+++ Extracted records +++

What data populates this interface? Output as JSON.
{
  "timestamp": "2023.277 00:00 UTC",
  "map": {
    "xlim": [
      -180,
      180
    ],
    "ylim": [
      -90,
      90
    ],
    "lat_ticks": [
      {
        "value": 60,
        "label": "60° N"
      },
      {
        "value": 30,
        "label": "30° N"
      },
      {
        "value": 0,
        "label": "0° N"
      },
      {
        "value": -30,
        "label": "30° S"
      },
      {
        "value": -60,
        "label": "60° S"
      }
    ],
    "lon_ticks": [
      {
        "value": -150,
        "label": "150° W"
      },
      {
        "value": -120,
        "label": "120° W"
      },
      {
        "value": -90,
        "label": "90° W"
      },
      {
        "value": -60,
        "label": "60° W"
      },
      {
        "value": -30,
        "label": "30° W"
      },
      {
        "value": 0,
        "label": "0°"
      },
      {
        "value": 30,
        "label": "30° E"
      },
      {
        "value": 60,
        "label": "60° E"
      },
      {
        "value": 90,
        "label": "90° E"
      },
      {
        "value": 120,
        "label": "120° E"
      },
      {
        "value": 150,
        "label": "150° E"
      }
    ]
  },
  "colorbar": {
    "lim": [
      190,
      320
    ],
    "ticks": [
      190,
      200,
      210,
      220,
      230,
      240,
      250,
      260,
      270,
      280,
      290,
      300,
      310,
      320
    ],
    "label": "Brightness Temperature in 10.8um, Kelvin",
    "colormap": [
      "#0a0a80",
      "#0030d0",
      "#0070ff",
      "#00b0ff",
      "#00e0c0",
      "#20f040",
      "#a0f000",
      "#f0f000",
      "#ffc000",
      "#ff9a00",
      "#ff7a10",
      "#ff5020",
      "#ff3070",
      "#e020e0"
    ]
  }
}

+++

Written instruction - Copy out the whole listing, exactly as written.

Exercise output -
What data populates this interface? Output as JSON.
{
  "timestamp": "2023.277 00:00 UTC",
  "map": {
    "xlim": [
      -180,
      180
    ],
    "ylim": [
      -90,
      90
    ],
    "lat_ticks": [
      {
        "value": 60,
        "label": "60° N"
      },
      {
        "value": 30,
        "label": "30° N"
      },
      {
        "value": 0,
        "label": "0° N"
      },
      {
        "value": -30,
        "label": "30° S"
      },
      {
        "value": -60,
        "label": "60° S"
      }
    ],
    "lon_ticks": [
      {
        "value": -150,
        "label": "150° W"
      },
      {
        "value": -120,
        "label": "120° W"
      },
      {
        "value": -90,
        "label": "90° W"
      },
      {
        "value": -60,
        "label": "60° W"
      },
      {
        "value": -30,
        "label": "30° W"
      },
      {
        "value": 0,
        "label": "0°"
      },
      {
        "value": 30,
        "label": "30° E"
      },
      {
        "value": 60,
        "label": "60° E"
      },
      {
        "value": 90,
        "label": "90° E"
      },
      {
        "value": 120,
        "label": "120° E"
      },
      {
        "value": 150,
        "label": "150° E"
      }
    ]
  },
  "colorbar": {
    "lim": [
      190,
      320
    ],
    "ticks": [
      190,
      200,
      210,
      220,
      230,
      240,
      250,
      260,
      270,
      280,
      290,
      300,
      310,
      320
    ],
    "label": "Brightness Temperature in 10.8um, Kelvin",
    "colormap": [
      "#0a0a80",
      "#0030d0",
      "#0070ff",
      "#00b0ff",
      "#00e0c0",
      "#20f040",
      "#a0f000",
      "#f0f000",
      "#ffc000",
      "#ff9a00",
      "#ff7a10",
      "#ff5020",
      "#ff3070",
      "#e020e0"
    ]
  }
}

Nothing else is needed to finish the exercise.